— START Input data —

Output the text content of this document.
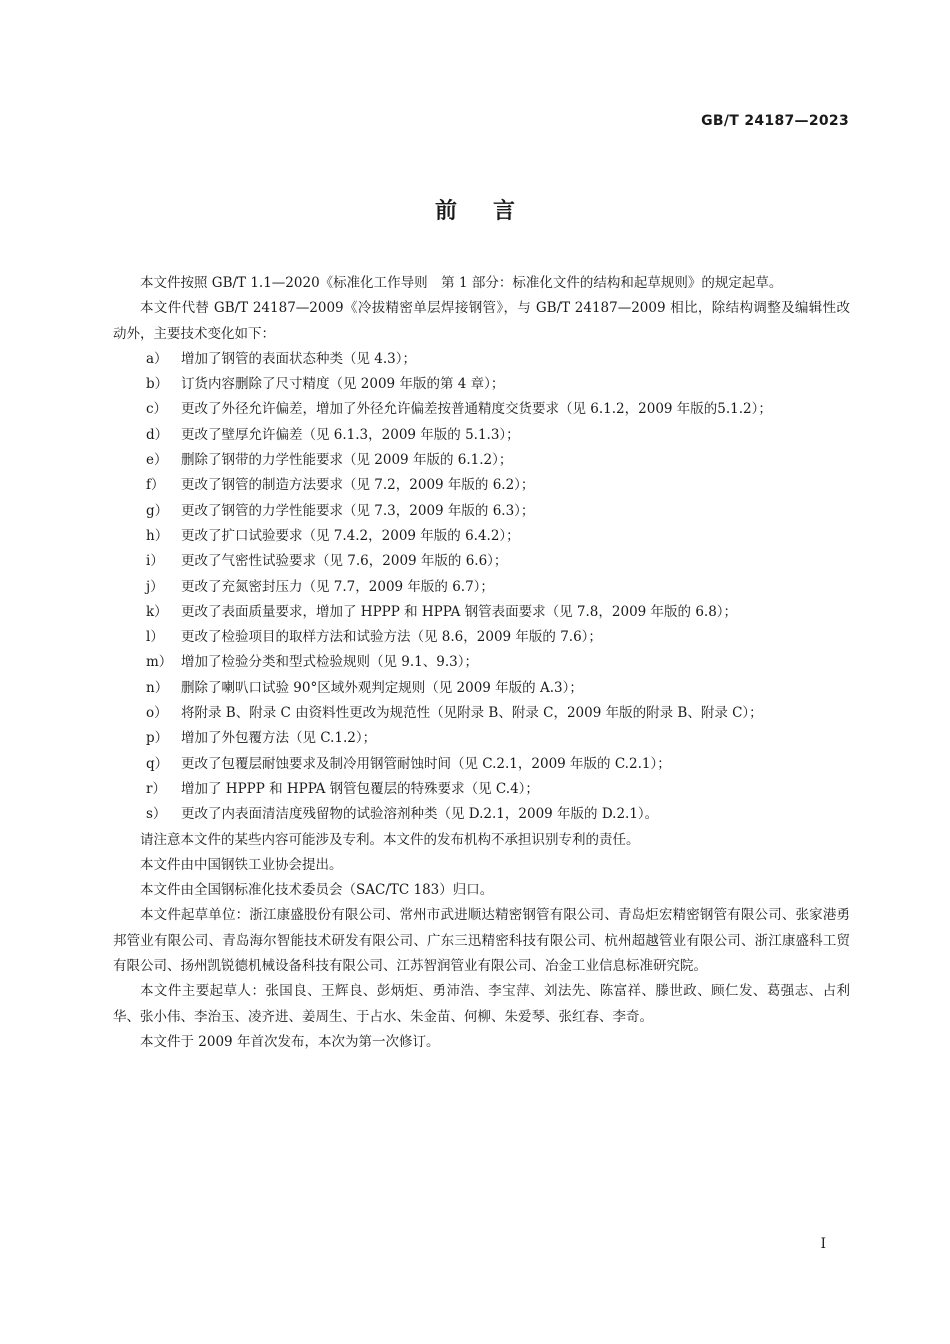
GB/T 24187—2023
前言

本文件按照 GB/T 1.1—2020《标准化工作导则　第 1 部分：标准化文件的结构和起草规则》的规定起草。

本文件代替 GB/T 24187—2009《冷拔精密单层焊接钢管》，与 GB/T 24187—2009 相比，除结构调整及编辑性改动外，主要技术变化如下：

a） 增加了钢管的表面状态种类（见 4.3）；
b） 订货内容删除了尺寸精度（见 2009 年版的第 4 章）；
c）	更改了外径允许偏差，增加了外径允许偏差按普通精度交货要求（见 6.1.2，2009 年版的5.1.2）；
d） 更改了壁厚允许偏差（见 6.1.3，2009 年版的 5.1.3）；
e）	删除了钢带的力学性能要求（见 2009 年版的 6.1.2）；
f）	更改了钢管的制造方法要求（见 7.2，2009 年版的 6.2）；
g） 更改了钢管的力学性能要求（见 7.3，2009 年版的 6.3）；
h） 更改了扩口试验要求（见 7.4.2，2009 年版的 6.4.2）；
i）	更改了气密性试验要求（见 7.6，2009 年版的 6.6）；
j）	更改了充氮密封压力（见 7.7，2009 年版的 6.7）；
k） 更改了表面质量要求，增加了 HPPP 和 HPPA 钢管表面要求（见 7.8，2009 年版的 6.8）；
l）	更改了检验项目的取样方法和试验方法（见 8.6，2009 年版的 7.6）；
m） 增加了检验分类和型式检验规则（见 9.1、9.3）；
n） 删除了喇叭口试验 90°区域外观判定规则（见 2009 年版的 A.3）；
o） 将附录 B、附录 C 由资料性更改为规范性（见附录 B、附录 C，2009 年版的附录 B、附录 C）；
p） 增加了外包覆方法（见 C.1.2）；
q） 更改了包覆层耐蚀要求及制冷用钢管耐蚀时间（见 C.2.1，2009 年版的 C.2.1）；
r）	增加了 HPPP 和 HPPA 钢管包覆层的特殊要求（见 C.4）；
s）	更改了内表面清洁度残留物的试验溶剂种类（见 D.2.1，2009 年版的 D.2.1）。

请注意本文件的某些内容可能涉及专利。本文件的发布机构不承担识别专利的责任。

本文件由中国钢铁工业协会提出。

本文件由全国钢标准化技术委员会（SAC/TC 183）归口。

本文件起草单位：浙江康盛股份有限公司、常州市武进顺达精密钢管有限公司、青岛炬宏精密钢管有限公司、张家港勇邦管业有限公司、青岛海尔智能技术研发有限公司、广东三迅精密科技有限公司、杭州超越管业有限公司、浙江康盛科工贸有限公司、扬州凯锐德机械设备科技有限公司、江苏智润管业有限公司、冶金工业信息标准研究院。

本文件主要起草人：张国良、王辉良、彭炳炬、勇沛浩、李宝萍、刘法先、陈富祥、滕世政、顾仁发、葛强志、占利华、张小伟、李治玉、凌齐进、姜周生、于占水、朱金苗、何柳、朱爱琴、张红春、李奇。

本文件于 2009 年首次发布，本次为第一次修订。

I
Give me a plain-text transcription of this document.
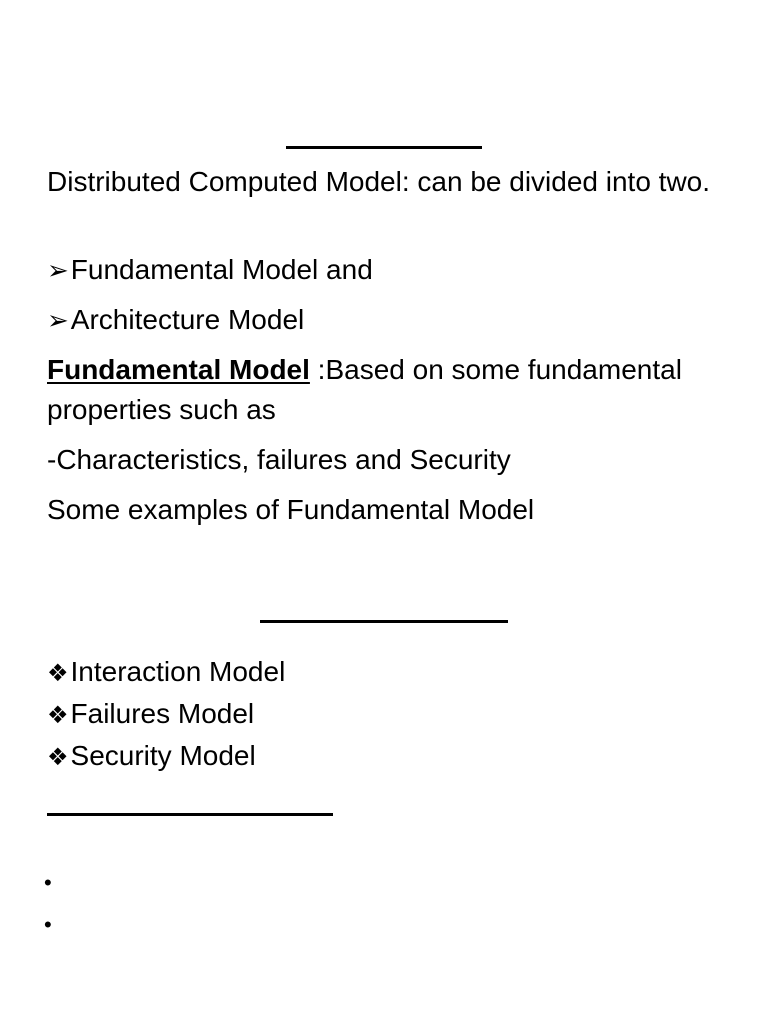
Distributed Computed Model: can be divided into two.
➢Fundamental Model and
➢Architecture Model
Fundamental Model :Based on some fundamental properties such as
-Characteristics, failures and Security
Some examples of Fundamental Model
❖Interaction Model
❖Failures Model
❖Security Model
•
•
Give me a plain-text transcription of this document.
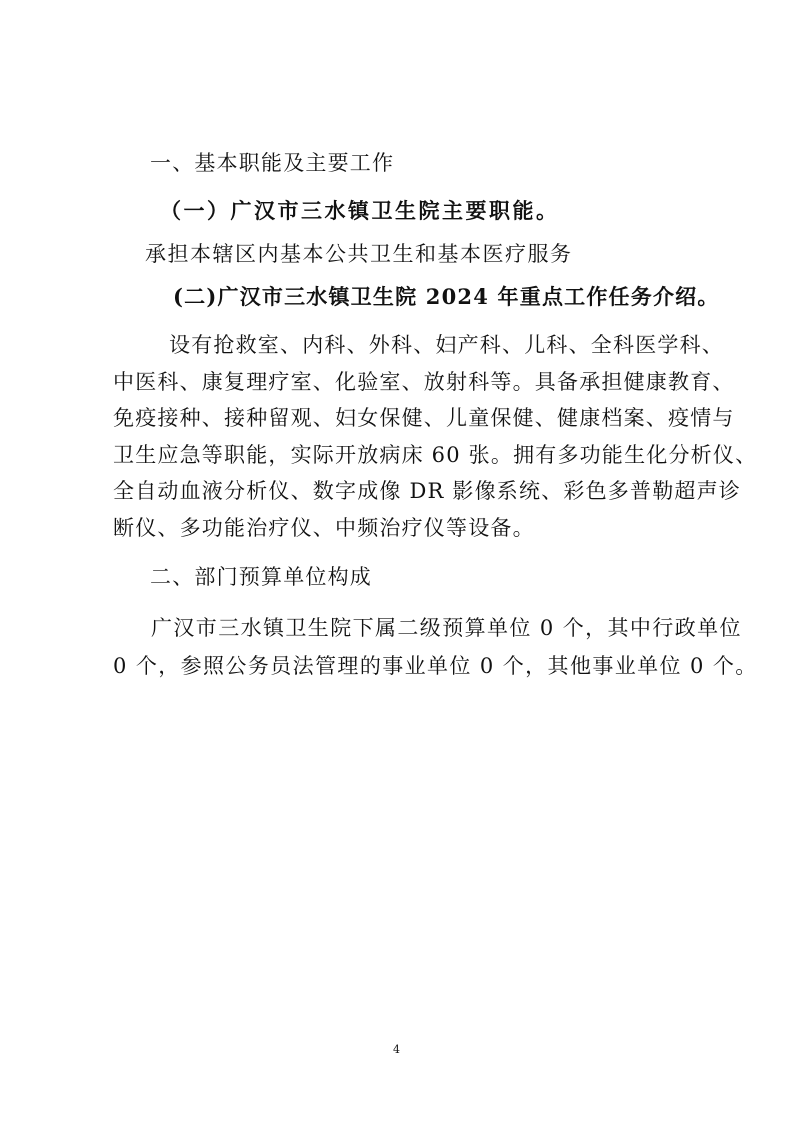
一、基本职能及主要工作
（一）广汉市三水镇卫生院主要职能。
承担本辖区内基本公共卫生和基本医疗服务
(二)广汉市三水镇卫生院 2024 年重点工作任务介绍。
设有抢救室、内科、外科、妇产科、儿科、全科医学科、
中医科、康复理疗室、化验室、放射科等。具备承担健康教育、
免疫接种、接种留观、妇女保健、儿童保健、健康档案、疫情与
卫生应急等职能，实际开放病床 60 张。拥有多功能生化分析仪、
全自动血液分析仪、数字成像 DR 影像系统、彩色多普勒超声诊
断仪、多功能治疗仪、中频治疗仪等设备。
二、部门预算单位构成
广汉市三水镇卫生院下属二级预算单位 0 个，其中行政单位
0 个，参照公务员法管理的事业单位 0 个，其他事业单位 0 个。
4
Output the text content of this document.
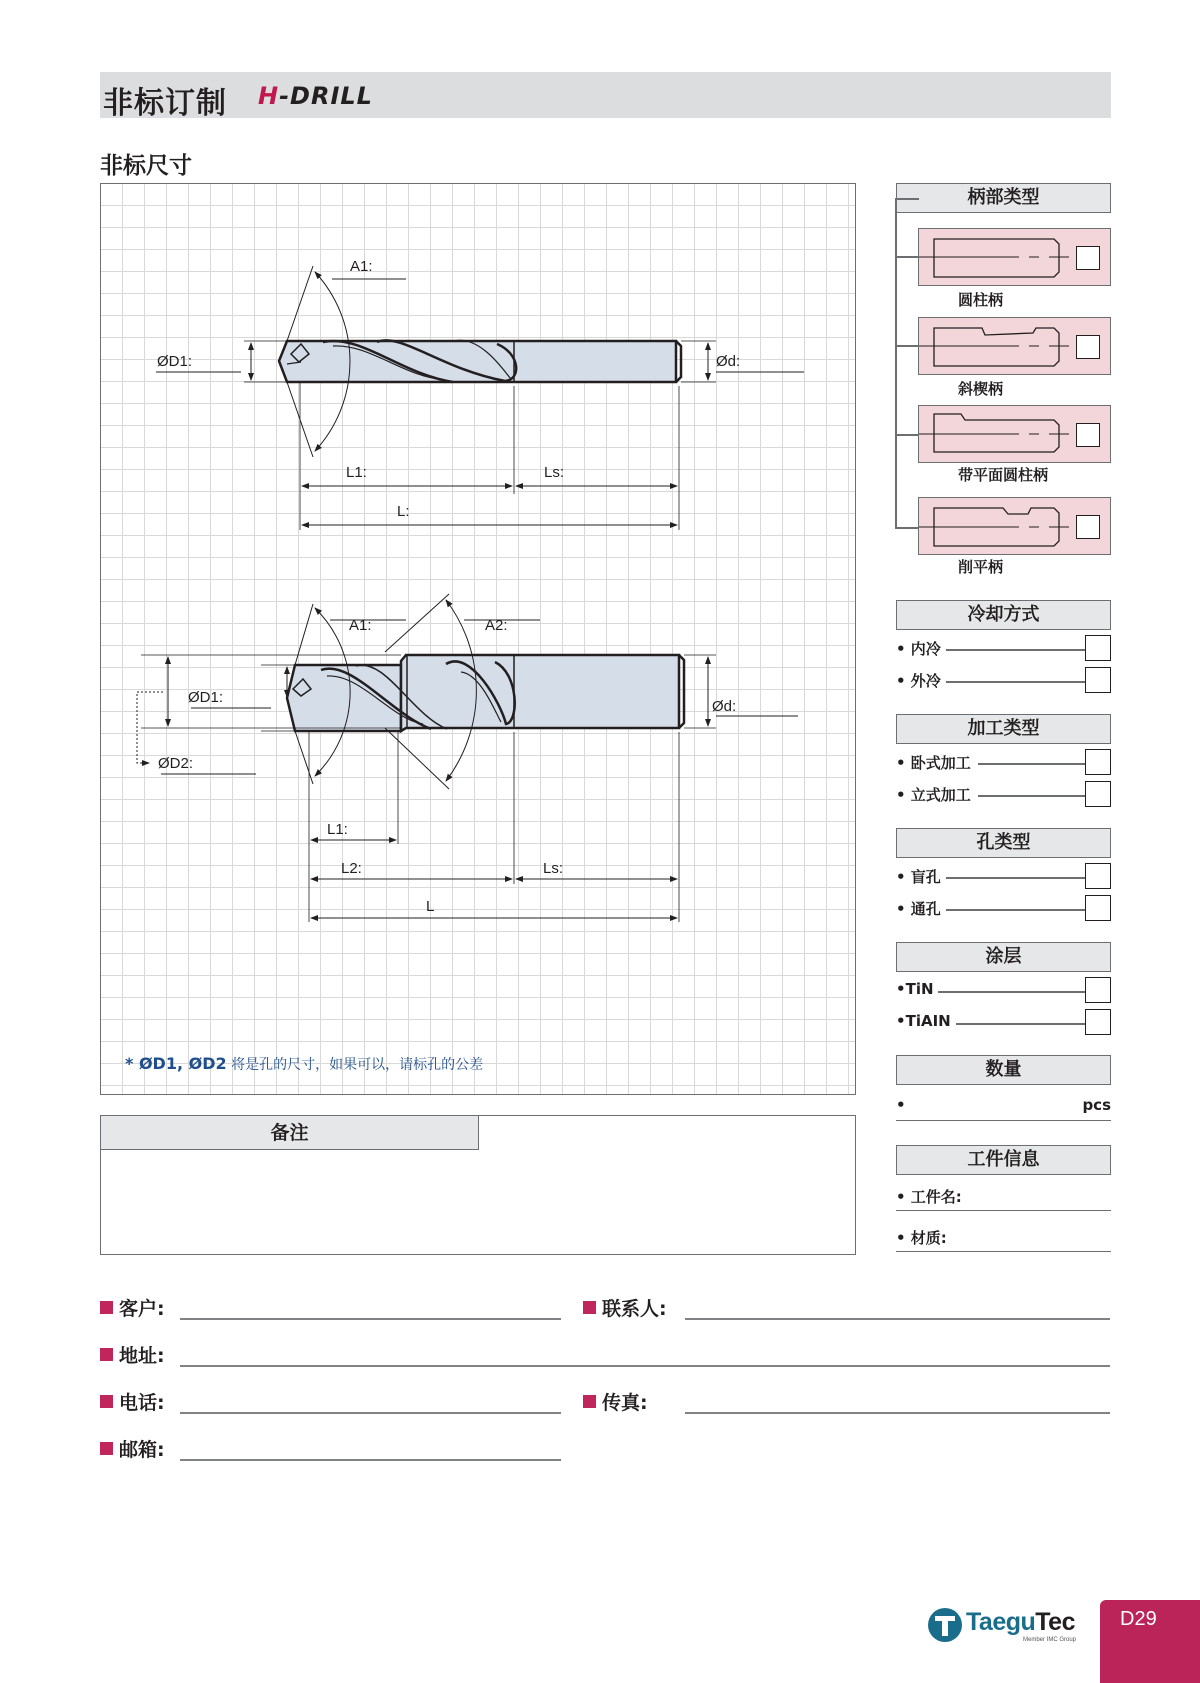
非标订制 H-DRILL
非标尺寸
A1:
ØD1:	Ød:
L1:	Ls:
L:
A1:	A2:
ØD1:
ØD2:
Ød:
L1:
L2:	Ls:
L
* ØD1, ØD2 将是孔的尺寸，如果可以，请标孔的公差
备注
柄部类型
圆柱柄
斜楔柄
带平面圆柱柄
削平柄
冷却方式
• 内冷
• 外冷
加工类型
• 卧式加工
• 立式加工
孔类型
• 盲孔
• 通孔
涂层
•TiN
•TiAIN
数量
•	pcs
工件信息
• 工件名:
• 材质:
客户:	联系人:
地址:
电话:	传真:
邮箱:
TaeguTec
Member IMC Group
D29
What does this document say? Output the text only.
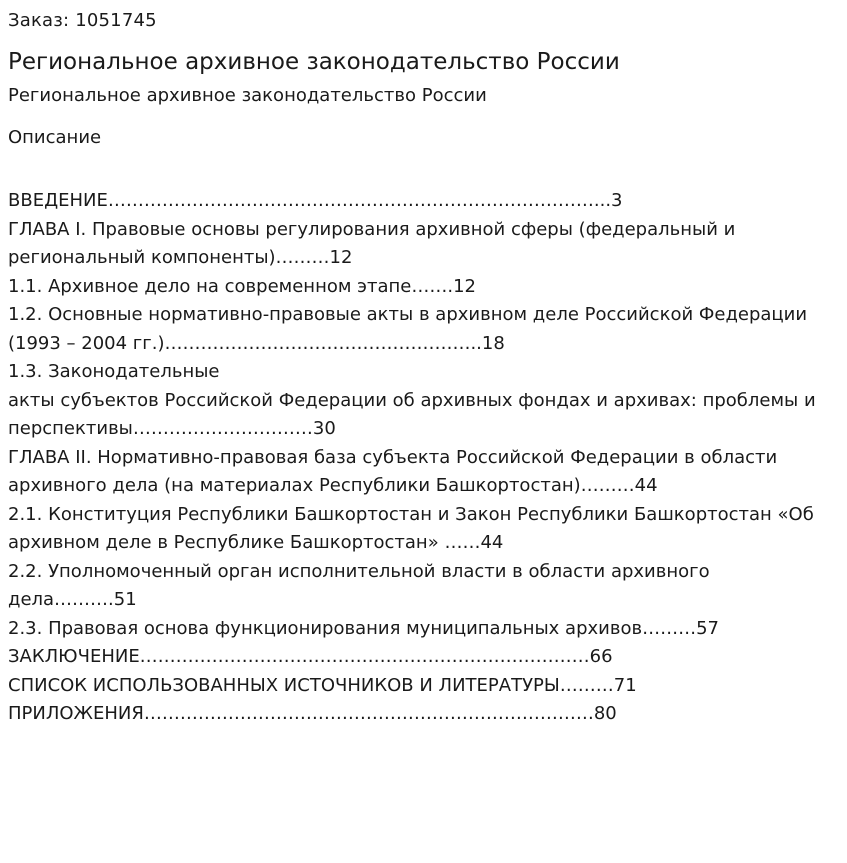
Заказ: 1051745
Региональное архивное законодательство России
Региональное архивное законодательство России
Описание
ВВЕДЕНИЕ………………………………………………………………………...3
ГЛАВА I. Правовые основы регулирования архивной сферы (федеральный и региональный компоненты)………12
1.1. Архивное дело на современном этапе…….12
1.2. Основные нормативно-правовые акты в архивном деле Российской Федерации (1993 – 2004 гг.)……………………………………………..18
1.3. Законодательные
акты субъектов Российской Федерации об архивных фондах и архивах: проблемы и перспективы…………………………30
ГЛАВА II. Нормативно-правовая база субъекта Российской Федерации в области архивного дела (на материалах Республики Башкортостан)………44
2.1. Конституция Республики Башкортостан и Закон Республики Башкортостан «Об архивном деле в Республике Башкортостан» ……44
2.2. Уполномоченный орган исполнительной власти в области архивного дела……….51
2.3. Правовая основа функционирования муниципальных архивов………57
ЗАКЛЮЧЕНИЕ…………………………………………………………………66
СПИСОК ИСПОЛЬЗОВАННЫХ ИСТОЧНИКОВ И ЛИТЕРАТУРЫ………71
ПРИЛОЖЕНИЯ…………………………………………………………………80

— END Input data —

> _Job_: Go over the entries above and say how many lines hold the string "Федерации", with no other text.

> _Finished exercise_: 3